Exercise objective
Copy out each line of the material in which the word "just" appears.

Dataset items
## Start

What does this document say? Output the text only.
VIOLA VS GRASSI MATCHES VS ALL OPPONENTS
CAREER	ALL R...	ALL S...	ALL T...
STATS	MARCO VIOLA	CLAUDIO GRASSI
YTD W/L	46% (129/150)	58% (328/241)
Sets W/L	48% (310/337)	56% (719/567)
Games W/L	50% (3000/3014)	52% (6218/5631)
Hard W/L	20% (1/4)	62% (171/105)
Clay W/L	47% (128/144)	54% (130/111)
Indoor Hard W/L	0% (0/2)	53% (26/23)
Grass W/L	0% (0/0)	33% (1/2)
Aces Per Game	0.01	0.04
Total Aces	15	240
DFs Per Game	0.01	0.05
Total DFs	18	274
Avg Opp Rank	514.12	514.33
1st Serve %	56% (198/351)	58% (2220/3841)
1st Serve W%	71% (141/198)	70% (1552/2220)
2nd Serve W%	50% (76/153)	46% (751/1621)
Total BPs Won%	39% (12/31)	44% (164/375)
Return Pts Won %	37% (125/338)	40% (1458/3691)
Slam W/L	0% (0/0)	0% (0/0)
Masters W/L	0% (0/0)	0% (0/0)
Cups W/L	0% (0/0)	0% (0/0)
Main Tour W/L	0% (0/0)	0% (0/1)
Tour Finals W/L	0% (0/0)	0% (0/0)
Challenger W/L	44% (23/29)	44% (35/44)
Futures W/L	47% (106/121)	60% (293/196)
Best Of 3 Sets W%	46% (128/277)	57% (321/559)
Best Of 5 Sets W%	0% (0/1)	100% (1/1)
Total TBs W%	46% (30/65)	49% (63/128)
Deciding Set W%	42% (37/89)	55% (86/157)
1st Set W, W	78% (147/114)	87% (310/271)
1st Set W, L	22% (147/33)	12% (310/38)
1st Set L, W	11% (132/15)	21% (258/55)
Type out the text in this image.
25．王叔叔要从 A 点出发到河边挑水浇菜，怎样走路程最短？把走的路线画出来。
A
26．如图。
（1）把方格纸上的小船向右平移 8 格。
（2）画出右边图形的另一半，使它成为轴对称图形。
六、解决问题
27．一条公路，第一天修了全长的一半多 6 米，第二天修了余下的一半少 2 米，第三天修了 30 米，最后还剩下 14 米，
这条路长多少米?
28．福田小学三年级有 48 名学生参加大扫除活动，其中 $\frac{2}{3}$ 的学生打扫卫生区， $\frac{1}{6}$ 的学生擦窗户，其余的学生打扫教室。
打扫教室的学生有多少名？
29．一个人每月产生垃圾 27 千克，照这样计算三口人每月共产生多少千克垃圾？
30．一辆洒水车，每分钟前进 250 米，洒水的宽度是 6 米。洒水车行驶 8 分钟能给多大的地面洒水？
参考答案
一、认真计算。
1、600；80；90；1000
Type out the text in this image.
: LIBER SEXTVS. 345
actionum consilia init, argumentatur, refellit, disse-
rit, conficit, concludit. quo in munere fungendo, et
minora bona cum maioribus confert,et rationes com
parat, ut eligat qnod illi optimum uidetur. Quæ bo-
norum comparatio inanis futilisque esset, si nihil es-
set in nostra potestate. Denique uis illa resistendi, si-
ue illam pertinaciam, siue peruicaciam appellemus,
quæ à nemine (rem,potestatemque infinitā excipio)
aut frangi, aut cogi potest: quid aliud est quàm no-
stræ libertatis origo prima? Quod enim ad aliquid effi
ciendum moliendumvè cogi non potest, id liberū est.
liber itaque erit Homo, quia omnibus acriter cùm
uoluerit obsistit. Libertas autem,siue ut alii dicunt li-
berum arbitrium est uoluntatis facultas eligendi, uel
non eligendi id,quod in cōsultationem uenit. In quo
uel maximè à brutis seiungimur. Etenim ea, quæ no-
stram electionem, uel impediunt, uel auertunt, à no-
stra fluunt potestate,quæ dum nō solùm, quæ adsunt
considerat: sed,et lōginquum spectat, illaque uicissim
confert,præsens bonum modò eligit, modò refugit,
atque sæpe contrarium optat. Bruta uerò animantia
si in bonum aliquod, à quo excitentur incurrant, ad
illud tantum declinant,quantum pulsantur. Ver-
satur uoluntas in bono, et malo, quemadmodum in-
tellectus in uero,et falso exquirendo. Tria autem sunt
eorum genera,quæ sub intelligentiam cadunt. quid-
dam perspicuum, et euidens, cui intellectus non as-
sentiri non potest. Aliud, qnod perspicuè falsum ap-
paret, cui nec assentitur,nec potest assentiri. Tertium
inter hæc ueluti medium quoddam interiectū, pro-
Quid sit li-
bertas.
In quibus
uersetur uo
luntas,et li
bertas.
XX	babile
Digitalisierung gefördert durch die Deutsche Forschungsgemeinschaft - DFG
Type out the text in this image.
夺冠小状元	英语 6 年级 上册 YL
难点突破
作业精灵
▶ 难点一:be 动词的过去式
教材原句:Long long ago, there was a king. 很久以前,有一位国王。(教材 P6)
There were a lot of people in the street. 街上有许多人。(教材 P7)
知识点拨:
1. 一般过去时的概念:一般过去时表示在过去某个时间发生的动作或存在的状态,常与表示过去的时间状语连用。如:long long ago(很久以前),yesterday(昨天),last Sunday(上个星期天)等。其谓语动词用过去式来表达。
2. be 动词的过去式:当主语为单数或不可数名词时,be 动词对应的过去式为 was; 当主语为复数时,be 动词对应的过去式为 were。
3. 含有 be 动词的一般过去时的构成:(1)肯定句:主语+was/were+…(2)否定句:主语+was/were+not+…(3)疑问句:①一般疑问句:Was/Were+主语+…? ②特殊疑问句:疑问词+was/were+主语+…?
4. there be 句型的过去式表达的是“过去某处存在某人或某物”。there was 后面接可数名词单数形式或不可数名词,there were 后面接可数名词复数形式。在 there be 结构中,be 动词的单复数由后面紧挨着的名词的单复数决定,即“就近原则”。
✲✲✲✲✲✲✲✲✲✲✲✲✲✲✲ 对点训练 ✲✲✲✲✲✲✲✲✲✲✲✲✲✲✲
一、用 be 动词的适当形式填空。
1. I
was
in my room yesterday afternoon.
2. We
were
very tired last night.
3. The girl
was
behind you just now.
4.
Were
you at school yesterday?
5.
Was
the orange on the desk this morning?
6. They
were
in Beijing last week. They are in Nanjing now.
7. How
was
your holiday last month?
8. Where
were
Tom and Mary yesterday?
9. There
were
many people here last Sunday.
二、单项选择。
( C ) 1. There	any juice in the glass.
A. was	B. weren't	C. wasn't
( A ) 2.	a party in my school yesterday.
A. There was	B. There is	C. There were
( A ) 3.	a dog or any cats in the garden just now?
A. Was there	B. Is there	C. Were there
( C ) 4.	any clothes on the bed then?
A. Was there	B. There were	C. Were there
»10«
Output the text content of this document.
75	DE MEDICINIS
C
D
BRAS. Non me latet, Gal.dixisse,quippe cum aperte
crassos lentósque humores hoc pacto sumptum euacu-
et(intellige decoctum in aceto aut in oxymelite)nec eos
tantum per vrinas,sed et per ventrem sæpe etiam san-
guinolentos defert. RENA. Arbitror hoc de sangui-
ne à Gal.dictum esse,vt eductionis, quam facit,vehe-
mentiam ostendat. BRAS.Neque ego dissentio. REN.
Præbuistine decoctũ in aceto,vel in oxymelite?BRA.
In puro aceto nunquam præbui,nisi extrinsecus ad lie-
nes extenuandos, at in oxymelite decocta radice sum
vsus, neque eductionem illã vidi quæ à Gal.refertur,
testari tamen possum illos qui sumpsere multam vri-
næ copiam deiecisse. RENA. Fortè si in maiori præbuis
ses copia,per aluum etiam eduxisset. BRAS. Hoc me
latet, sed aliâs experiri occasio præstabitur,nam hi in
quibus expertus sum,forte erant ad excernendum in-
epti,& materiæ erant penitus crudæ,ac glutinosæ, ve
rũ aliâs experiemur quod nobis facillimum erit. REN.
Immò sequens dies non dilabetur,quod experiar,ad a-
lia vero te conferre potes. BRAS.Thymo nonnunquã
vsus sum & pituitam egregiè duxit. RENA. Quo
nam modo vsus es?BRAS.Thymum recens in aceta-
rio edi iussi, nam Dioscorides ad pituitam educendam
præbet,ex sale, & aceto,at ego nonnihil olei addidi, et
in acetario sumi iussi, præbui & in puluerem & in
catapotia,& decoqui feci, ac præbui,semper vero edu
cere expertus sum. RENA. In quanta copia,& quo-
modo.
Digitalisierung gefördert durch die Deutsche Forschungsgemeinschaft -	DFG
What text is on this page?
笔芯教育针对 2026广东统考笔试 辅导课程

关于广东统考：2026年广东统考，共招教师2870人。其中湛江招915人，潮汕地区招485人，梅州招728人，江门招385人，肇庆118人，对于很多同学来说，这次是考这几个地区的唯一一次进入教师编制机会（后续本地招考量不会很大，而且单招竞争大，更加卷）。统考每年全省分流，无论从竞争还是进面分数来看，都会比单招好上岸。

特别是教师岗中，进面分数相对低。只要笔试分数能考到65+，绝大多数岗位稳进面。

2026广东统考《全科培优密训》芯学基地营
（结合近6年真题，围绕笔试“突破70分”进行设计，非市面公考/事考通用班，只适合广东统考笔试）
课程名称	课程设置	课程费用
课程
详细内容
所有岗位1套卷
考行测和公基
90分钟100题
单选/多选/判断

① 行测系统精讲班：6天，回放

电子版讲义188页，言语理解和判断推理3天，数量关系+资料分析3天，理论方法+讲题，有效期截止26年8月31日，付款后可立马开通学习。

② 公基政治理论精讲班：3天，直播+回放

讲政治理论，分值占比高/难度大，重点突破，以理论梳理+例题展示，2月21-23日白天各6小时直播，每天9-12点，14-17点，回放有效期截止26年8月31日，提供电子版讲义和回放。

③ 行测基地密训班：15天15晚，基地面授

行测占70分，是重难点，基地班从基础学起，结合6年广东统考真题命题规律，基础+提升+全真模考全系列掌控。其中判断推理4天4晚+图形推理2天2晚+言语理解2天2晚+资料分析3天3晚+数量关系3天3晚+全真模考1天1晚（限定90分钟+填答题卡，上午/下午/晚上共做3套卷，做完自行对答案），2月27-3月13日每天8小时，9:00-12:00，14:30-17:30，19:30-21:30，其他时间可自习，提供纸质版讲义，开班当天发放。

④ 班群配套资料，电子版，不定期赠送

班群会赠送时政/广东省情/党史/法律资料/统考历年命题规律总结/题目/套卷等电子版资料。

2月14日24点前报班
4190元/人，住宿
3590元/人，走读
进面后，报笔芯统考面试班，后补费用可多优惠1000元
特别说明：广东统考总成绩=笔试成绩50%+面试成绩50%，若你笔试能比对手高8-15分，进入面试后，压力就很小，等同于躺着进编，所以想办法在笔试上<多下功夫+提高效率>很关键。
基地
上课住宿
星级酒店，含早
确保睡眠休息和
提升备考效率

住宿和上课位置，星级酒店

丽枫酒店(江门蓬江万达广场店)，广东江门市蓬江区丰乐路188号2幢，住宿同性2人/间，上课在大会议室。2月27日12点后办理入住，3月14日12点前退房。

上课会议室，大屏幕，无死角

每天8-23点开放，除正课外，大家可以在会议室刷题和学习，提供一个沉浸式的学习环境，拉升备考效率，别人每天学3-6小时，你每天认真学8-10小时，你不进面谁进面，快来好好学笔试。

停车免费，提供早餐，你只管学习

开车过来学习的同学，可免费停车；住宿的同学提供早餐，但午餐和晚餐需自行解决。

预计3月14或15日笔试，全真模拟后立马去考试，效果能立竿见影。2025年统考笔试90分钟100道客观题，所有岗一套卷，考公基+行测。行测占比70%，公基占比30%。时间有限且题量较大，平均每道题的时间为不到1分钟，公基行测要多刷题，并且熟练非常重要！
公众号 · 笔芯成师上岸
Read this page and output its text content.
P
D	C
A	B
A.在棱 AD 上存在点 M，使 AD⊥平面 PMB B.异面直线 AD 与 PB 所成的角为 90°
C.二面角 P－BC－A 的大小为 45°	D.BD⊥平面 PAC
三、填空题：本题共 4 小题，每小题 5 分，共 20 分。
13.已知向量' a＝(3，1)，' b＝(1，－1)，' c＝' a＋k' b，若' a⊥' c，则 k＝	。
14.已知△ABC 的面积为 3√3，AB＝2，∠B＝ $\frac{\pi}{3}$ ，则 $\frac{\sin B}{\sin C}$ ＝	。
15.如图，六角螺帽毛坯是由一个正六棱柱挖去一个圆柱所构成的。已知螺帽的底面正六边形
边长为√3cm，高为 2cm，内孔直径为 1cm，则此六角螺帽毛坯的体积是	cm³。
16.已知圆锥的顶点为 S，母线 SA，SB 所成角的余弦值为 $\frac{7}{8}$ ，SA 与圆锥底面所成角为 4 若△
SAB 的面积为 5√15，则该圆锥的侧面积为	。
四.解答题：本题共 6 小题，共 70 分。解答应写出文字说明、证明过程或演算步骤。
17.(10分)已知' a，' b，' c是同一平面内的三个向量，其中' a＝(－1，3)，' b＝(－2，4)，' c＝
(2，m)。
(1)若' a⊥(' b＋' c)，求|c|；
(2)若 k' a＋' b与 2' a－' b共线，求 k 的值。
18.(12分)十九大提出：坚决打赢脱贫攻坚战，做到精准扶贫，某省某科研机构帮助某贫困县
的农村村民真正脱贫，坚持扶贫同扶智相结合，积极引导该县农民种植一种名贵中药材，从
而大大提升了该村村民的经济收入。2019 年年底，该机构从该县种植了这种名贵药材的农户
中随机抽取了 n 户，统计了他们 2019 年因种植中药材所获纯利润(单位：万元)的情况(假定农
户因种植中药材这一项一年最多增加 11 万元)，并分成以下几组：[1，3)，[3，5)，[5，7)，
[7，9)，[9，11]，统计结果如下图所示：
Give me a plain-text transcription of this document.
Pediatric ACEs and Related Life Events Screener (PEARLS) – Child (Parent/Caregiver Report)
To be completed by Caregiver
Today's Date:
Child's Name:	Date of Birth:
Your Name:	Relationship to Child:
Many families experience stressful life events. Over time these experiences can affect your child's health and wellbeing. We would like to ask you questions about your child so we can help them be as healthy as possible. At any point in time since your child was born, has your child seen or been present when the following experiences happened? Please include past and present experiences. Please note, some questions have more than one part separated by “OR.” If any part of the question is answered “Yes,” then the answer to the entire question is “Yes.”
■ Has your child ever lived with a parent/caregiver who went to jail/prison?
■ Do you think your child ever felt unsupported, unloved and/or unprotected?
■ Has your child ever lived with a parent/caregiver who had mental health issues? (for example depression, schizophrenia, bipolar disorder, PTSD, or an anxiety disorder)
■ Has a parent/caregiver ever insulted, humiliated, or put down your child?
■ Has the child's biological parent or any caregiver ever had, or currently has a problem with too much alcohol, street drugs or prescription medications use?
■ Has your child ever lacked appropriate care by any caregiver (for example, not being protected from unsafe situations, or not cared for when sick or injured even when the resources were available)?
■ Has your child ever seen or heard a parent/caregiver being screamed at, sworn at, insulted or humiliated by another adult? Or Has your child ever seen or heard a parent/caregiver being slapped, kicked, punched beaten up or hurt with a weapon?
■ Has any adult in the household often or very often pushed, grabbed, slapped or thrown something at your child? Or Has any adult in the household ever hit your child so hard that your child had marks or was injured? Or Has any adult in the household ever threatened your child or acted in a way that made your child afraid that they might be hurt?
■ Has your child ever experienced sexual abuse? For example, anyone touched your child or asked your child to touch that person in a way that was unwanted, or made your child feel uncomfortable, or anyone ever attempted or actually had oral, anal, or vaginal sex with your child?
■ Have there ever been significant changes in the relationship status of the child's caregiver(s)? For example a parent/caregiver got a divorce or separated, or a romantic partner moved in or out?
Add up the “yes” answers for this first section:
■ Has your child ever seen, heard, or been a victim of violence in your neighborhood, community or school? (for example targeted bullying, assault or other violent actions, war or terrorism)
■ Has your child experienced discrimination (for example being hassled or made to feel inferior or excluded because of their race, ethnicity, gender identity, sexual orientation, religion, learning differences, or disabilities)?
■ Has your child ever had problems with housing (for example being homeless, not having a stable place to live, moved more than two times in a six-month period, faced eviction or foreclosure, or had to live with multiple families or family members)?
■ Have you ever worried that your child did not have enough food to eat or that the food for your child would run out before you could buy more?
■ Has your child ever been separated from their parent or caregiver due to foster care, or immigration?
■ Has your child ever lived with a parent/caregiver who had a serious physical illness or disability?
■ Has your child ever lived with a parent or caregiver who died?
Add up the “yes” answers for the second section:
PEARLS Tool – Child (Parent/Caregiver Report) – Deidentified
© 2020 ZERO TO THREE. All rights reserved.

## End

Answer to this problem
behind you just now.
( A ) 3.	a dog or any cats in the garden just now?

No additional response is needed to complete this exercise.